[START OF Records for this exercise]

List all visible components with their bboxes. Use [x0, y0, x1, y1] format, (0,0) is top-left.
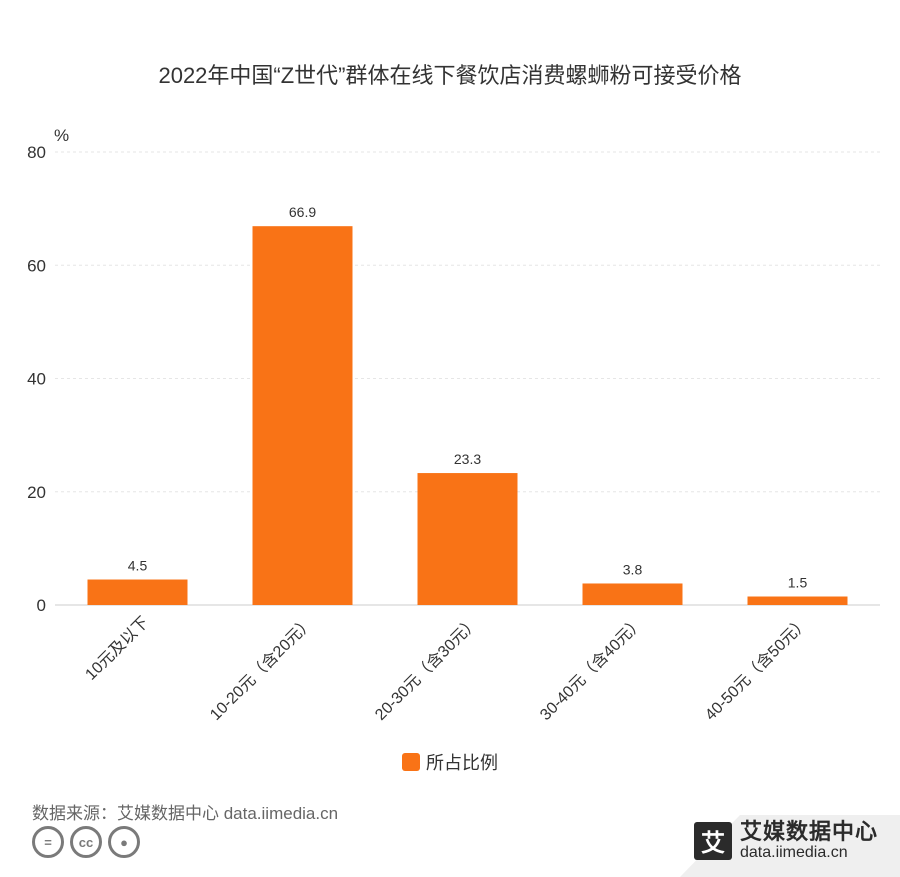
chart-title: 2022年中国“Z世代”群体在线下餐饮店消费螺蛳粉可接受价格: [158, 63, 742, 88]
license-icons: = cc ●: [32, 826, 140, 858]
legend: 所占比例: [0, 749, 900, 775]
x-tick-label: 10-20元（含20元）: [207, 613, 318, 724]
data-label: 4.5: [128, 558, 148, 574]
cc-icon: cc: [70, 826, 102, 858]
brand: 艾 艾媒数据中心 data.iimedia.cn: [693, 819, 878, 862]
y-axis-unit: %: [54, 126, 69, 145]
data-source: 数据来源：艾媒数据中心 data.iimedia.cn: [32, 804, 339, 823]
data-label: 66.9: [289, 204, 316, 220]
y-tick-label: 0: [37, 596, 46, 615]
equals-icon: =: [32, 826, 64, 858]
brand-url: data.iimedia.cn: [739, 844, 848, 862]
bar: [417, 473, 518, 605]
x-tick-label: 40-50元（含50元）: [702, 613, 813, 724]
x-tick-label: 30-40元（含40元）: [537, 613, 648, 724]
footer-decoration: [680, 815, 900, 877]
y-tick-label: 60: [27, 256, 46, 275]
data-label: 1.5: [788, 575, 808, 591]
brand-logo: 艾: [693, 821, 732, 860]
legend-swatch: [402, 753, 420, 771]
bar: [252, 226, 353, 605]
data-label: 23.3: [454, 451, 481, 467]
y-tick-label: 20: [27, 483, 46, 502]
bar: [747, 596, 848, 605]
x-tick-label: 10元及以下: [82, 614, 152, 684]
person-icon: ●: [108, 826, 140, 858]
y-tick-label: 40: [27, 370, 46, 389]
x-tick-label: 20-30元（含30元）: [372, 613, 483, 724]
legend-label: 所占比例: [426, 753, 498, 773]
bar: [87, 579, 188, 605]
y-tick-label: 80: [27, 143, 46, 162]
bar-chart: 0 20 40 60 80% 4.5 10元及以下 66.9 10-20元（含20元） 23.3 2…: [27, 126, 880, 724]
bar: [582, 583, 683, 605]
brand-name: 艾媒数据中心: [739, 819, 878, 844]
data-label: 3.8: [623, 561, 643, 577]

[END OF Records for this exercise]

Copy every row above word for word, omitting the picture.

List all visible components with their bboxes. Use [x0, y0, x1, y1] format, (0,0) is top-left.
chart-title: 2022年中国“Z世代”群体在线下餐饮店消费螺蛳粉可接受价格: [158, 63, 742, 88]
license-icons: = cc ●: [32, 826, 140, 858]
legend: 所占比例: [0, 749, 900, 775]
x-tick-label: 10-20元（含20元）: [207, 613, 318, 724]
data-label: 4.5: [128, 558, 148, 574]
cc-icon: cc: [70, 826, 102, 858]
brand: 艾 艾媒数据中心 data.iimedia.cn: [693, 819, 878, 862]
y-axis-unit: %: [54, 126, 69, 145]
data-source: 数据来源：艾媒数据中心 data.iimedia.cn: [32, 804, 339, 823]
data-label: 66.9: [289, 204, 316, 220]
y-tick-label: 0: [37, 596, 46, 615]
equals-icon: =: [32, 826, 64, 858]
brand-url: data.iimedia.cn: [739, 844, 848, 862]
bar: [417, 473, 518, 605]
x-tick-label: 40-50元（含50元）: [702, 613, 813, 724]
x-tick-label: 30-40元（含40元）: [537, 613, 648, 724]
footer-decoration: [680, 815, 900, 877]
y-tick-label: 60: [27, 256, 46, 275]
data-label: 1.5: [788, 575, 808, 591]
brand-logo: 艾: [693, 821, 732, 860]
legend-swatch: [402, 753, 420, 771]
bar: [252, 226, 353, 605]
data-label: 23.3: [454, 451, 481, 467]
y-tick-label: 20: [27, 483, 46, 502]
bar: [747, 596, 848, 605]
x-tick-label: 10元及以下: [82, 614, 152, 684]
person-icon: ●: [108, 826, 140, 858]
y-tick-label: 40: [27, 370, 46, 389]
x-tick-label: 20-30元（含30元）: [372, 613, 483, 724]
legend-label: 所占比例: [426, 753, 498, 773]
bar: [87, 579, 188, 605]
y-tick-label: 80: [27, 143, 46, 162]
bar-chart: 0 20 40 60 80% 4.5 10元及以下 66.9 10-20元（含20元） 23.3 2…: [27, 126, 880, 724]
bar: [582, 583, 683, 605]
brand-name: 艾媒数据中心: [739, 819, 878, 844]
data-label: 3.8: [623, 561, 643, 577]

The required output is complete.